== Exercise ==
Work through the data and report how many lines include the string "Ethereum", giving the number alone.

== Data ==
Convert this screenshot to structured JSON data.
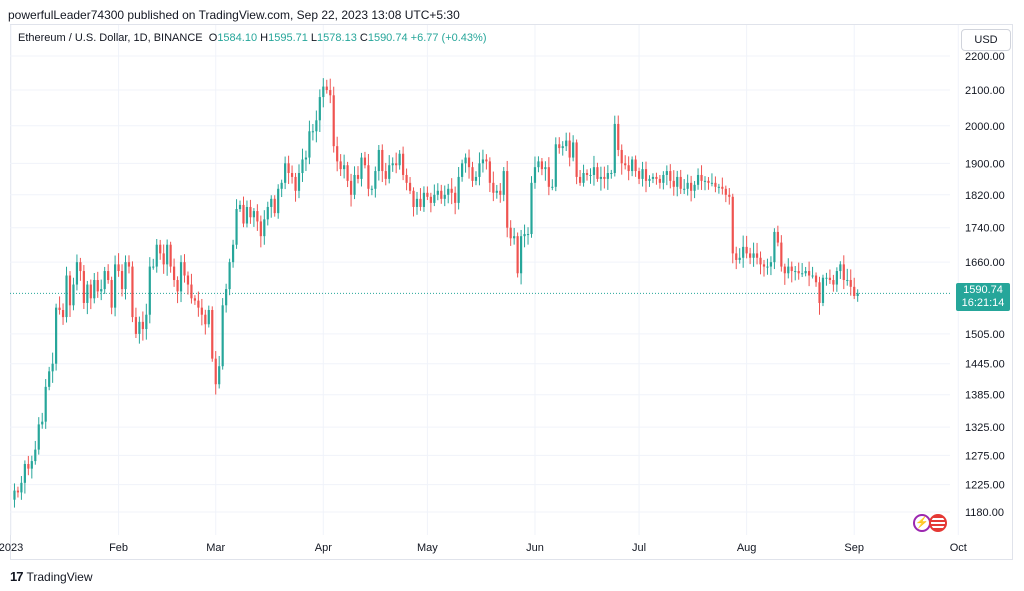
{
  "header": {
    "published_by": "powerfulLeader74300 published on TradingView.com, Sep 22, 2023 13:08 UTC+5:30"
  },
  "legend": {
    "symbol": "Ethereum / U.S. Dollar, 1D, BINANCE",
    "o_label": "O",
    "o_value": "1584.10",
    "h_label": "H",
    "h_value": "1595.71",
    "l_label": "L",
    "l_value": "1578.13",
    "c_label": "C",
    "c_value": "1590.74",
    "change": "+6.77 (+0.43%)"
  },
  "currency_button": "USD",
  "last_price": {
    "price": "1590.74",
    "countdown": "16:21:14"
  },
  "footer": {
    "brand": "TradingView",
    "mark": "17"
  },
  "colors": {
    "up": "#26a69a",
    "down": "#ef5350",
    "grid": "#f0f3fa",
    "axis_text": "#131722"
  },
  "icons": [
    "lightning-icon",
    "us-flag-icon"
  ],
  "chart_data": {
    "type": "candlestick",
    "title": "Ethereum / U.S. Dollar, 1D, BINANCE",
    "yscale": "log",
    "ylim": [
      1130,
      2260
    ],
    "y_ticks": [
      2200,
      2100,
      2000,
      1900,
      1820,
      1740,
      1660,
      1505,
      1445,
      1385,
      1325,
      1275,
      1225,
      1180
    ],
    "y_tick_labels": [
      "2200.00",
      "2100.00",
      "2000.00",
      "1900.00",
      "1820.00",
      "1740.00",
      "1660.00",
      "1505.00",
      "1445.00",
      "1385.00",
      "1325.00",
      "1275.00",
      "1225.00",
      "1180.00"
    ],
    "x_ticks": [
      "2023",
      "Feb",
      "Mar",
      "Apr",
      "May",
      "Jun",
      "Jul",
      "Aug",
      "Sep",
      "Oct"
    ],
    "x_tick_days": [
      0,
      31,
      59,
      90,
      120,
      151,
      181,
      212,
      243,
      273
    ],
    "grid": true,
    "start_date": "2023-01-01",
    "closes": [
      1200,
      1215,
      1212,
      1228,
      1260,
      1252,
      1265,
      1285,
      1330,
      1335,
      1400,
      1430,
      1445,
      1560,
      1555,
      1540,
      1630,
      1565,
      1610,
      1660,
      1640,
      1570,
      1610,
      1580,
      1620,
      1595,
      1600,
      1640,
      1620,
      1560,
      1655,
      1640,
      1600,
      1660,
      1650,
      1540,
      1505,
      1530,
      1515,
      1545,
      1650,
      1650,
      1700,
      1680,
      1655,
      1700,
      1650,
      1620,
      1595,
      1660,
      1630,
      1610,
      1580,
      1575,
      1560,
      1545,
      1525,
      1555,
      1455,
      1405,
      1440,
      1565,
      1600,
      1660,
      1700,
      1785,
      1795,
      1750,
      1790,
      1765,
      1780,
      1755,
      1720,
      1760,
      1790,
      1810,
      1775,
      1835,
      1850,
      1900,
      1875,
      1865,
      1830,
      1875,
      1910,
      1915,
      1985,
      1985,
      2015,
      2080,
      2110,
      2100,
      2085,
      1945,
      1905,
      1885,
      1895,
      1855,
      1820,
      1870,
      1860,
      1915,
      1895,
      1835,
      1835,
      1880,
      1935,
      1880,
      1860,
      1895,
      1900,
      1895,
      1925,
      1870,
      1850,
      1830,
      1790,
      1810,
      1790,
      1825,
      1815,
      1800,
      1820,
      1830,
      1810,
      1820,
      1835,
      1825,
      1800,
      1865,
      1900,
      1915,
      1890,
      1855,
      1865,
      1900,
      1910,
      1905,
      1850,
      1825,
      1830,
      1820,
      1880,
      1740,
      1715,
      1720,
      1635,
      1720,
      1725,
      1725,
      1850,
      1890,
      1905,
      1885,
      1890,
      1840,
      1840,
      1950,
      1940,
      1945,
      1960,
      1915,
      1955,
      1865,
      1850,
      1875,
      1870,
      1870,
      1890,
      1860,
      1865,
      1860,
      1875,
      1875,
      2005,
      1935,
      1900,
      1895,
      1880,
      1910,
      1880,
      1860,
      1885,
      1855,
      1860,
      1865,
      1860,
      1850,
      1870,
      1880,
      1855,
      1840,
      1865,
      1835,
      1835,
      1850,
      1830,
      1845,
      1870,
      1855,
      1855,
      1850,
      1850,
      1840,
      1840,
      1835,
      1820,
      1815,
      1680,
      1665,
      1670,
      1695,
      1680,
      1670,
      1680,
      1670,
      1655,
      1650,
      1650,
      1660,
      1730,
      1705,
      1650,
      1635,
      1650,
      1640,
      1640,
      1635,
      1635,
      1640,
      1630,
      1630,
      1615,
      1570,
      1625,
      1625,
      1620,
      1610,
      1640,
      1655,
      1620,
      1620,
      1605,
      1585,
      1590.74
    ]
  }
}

== Exercise result ==
2